State how many lines contain the string "зоны", and write nothing else.

══ SUPPLIED ENTRIES

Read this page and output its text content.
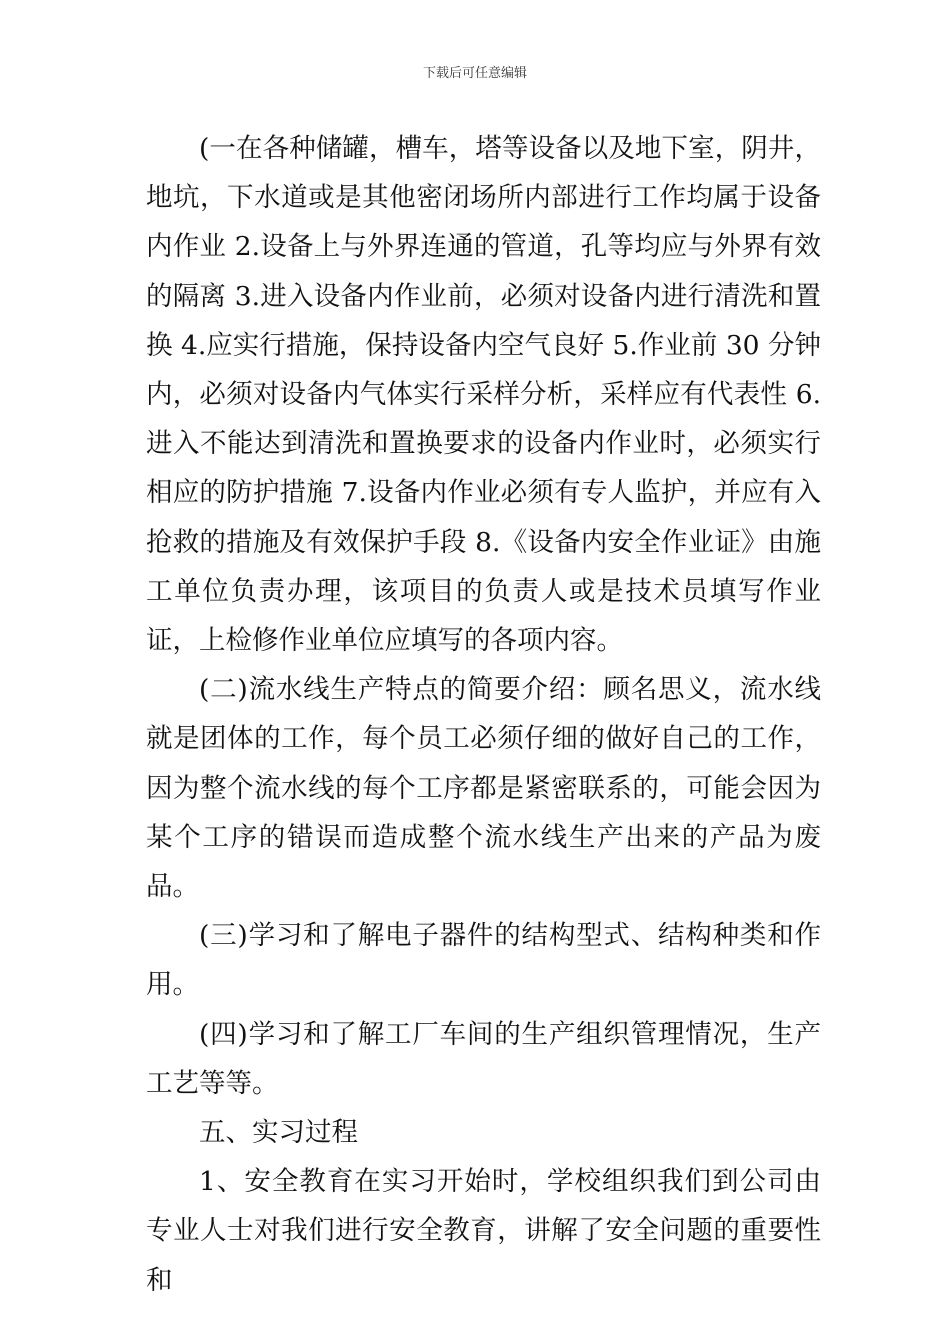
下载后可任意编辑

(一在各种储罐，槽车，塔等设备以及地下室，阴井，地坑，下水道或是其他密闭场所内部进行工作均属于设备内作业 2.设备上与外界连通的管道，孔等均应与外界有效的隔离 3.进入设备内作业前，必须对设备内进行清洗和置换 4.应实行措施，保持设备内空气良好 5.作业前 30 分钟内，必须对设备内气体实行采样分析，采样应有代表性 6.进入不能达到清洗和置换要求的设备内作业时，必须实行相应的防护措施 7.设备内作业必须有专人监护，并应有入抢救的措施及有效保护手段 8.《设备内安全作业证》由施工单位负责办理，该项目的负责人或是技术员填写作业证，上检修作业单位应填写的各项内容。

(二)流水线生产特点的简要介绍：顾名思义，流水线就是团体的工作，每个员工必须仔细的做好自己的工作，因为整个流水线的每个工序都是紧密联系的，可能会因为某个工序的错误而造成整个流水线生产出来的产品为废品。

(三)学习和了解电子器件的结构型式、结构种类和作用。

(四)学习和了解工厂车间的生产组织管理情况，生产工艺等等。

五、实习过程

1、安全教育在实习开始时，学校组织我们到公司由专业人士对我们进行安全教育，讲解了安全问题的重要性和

════
══ SUPPLIED ENTRIES

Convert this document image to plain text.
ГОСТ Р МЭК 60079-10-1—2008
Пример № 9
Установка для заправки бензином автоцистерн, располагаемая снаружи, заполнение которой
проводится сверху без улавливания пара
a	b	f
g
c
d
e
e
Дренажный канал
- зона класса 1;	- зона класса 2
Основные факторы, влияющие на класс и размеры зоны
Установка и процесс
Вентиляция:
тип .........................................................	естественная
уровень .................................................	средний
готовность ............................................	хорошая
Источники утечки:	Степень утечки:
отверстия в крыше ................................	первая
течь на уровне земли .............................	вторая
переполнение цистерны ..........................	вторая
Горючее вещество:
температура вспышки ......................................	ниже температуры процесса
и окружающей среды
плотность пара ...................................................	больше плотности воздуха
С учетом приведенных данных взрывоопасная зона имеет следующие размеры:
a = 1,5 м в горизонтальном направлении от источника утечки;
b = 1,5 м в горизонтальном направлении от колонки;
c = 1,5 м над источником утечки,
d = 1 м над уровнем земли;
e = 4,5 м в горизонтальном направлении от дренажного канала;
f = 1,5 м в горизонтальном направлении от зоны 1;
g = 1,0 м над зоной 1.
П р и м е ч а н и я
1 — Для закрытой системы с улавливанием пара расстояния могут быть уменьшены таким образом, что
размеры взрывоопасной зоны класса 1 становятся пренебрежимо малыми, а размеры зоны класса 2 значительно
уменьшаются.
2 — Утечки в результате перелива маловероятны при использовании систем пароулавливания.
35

════

• TASK ANSWER: 3